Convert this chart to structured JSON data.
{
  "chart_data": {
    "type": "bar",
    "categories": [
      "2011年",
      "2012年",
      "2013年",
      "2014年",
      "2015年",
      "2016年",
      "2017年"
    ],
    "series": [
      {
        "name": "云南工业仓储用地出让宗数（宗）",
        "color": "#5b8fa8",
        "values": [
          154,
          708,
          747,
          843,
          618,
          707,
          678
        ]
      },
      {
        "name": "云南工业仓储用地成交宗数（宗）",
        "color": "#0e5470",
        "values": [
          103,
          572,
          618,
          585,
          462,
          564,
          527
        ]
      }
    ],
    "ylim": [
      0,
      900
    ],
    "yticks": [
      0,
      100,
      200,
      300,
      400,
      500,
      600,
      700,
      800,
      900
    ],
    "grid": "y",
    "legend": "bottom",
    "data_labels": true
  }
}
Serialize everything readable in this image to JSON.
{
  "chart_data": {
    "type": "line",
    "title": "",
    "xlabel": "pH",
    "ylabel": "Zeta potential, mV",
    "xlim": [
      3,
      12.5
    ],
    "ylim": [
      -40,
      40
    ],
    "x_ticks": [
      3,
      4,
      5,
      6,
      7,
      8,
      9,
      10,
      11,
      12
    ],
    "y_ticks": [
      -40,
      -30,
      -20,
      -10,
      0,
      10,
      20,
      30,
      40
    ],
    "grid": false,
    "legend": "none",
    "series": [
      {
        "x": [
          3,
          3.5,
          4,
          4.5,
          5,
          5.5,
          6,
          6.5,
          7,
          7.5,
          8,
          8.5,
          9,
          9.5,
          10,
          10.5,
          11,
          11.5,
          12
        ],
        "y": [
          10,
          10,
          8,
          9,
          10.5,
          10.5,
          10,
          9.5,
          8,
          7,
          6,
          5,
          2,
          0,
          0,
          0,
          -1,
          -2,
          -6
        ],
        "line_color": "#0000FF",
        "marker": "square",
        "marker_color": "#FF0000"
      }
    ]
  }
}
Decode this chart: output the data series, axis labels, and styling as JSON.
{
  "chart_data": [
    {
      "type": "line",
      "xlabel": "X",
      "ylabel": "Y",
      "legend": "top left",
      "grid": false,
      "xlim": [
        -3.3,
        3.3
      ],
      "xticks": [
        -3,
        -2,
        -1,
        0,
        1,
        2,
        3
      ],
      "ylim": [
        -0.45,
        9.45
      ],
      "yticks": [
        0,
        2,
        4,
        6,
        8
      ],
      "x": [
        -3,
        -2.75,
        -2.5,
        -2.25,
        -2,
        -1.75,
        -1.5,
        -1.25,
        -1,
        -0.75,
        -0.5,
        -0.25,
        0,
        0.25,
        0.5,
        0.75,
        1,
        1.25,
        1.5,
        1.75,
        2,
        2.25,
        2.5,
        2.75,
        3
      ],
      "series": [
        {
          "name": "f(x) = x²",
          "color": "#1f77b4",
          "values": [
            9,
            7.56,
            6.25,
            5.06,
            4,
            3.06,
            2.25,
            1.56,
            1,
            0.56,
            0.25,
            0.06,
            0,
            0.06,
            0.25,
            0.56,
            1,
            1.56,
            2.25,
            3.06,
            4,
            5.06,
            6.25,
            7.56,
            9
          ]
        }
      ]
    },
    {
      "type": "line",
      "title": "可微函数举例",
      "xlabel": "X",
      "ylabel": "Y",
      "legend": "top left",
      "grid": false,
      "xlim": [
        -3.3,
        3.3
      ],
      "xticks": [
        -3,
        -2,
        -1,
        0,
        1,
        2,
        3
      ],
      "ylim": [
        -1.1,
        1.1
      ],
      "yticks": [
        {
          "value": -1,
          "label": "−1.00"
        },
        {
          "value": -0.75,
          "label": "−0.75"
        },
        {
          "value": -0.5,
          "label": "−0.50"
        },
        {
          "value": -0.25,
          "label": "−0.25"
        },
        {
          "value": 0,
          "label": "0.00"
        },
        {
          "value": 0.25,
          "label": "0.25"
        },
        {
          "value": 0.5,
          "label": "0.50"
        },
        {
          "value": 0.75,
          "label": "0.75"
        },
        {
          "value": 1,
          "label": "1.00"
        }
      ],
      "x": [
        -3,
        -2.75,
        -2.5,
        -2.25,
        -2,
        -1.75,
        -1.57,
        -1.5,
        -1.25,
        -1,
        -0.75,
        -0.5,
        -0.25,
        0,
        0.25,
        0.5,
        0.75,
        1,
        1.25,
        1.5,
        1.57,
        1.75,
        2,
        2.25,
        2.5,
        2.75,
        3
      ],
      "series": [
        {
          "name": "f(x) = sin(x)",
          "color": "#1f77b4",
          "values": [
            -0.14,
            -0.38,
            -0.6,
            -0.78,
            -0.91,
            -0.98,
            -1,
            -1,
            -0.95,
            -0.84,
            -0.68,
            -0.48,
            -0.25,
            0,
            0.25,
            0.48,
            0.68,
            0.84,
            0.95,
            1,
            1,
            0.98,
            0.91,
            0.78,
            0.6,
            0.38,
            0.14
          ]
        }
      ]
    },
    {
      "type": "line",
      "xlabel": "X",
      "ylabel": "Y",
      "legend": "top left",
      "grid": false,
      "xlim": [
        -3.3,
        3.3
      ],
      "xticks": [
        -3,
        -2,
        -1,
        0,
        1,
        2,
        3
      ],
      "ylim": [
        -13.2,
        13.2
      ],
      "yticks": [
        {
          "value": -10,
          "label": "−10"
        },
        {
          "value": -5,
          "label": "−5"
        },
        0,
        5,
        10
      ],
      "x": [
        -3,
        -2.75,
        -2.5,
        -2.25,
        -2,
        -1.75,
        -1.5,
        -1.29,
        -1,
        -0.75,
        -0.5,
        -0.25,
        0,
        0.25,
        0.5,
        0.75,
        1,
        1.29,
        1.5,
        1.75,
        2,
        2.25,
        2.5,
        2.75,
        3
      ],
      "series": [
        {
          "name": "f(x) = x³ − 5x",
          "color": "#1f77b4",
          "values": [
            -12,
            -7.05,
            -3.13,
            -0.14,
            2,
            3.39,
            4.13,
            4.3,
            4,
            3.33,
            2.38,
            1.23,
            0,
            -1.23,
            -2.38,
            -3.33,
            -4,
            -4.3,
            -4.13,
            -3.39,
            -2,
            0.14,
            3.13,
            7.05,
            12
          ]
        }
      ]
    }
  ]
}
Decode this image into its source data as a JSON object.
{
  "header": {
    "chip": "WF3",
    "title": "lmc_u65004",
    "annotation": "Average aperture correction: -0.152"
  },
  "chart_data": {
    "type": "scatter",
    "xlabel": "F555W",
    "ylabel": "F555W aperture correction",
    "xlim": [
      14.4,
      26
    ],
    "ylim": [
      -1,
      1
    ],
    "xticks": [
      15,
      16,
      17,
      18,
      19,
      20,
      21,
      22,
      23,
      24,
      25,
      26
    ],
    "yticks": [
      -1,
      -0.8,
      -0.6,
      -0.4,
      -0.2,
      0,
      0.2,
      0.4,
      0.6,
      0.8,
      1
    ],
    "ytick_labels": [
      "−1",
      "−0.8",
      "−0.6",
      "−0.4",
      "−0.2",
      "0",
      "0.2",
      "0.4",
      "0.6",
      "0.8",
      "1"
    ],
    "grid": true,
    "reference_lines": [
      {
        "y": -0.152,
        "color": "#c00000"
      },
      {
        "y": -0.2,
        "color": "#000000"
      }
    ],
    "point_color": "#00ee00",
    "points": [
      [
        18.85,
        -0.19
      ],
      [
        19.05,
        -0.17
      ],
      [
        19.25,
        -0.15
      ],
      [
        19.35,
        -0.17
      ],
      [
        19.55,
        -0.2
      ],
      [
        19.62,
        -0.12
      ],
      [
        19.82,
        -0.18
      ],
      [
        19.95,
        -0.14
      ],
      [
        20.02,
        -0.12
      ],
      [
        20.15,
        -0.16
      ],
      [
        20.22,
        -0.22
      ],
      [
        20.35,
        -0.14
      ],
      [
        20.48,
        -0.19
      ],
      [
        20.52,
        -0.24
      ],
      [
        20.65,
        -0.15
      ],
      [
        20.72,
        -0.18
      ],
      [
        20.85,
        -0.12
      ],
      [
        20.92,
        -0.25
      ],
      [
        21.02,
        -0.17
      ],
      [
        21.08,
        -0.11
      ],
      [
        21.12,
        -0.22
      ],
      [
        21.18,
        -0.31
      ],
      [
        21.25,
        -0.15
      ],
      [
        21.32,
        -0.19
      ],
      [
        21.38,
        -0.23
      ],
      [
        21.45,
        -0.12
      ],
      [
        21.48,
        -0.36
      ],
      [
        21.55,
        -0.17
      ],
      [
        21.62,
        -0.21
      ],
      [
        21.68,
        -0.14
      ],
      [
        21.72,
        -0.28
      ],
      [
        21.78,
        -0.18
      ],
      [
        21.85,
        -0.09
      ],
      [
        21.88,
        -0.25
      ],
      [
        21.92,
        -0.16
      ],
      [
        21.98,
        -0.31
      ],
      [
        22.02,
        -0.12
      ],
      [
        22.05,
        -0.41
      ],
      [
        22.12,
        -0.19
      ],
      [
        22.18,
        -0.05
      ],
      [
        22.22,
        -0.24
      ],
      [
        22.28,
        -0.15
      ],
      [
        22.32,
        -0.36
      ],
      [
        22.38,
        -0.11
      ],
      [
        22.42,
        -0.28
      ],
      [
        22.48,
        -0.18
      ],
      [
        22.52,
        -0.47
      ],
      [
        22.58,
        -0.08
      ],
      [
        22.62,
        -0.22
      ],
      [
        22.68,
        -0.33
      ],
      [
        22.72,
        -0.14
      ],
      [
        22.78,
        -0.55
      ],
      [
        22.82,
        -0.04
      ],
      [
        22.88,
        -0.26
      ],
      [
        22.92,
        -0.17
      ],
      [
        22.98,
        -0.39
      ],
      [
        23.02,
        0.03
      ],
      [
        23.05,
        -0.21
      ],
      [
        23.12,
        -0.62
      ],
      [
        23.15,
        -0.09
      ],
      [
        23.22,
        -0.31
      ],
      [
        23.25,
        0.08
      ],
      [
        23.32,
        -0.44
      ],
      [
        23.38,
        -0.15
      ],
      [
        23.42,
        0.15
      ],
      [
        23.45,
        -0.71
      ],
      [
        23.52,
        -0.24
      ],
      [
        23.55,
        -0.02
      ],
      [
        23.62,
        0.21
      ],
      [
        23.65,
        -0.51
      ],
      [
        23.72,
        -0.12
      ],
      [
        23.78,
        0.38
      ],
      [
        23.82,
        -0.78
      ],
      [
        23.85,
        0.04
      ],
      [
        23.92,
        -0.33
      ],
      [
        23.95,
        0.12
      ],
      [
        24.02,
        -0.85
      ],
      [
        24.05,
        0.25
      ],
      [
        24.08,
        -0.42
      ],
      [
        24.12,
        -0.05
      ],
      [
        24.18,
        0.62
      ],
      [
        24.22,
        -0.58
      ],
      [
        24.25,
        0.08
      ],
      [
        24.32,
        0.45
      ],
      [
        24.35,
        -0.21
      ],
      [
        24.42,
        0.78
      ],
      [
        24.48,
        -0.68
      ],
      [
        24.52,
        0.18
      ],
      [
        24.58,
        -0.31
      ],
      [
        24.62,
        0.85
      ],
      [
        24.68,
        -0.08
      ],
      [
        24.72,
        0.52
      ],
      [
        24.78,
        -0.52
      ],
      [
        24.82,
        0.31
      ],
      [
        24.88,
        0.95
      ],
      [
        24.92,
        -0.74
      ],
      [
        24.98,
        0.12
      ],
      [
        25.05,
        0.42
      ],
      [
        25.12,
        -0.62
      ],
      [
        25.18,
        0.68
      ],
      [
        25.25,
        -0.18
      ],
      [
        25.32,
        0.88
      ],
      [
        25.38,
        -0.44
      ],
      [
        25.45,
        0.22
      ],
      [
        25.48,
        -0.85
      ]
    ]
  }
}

^^^^

- [WHAT NEEDS TO BE DONE]: Count each line of the entries that holds the word "aperture", then state the total and nothing more.

- [THE RESULT]: 2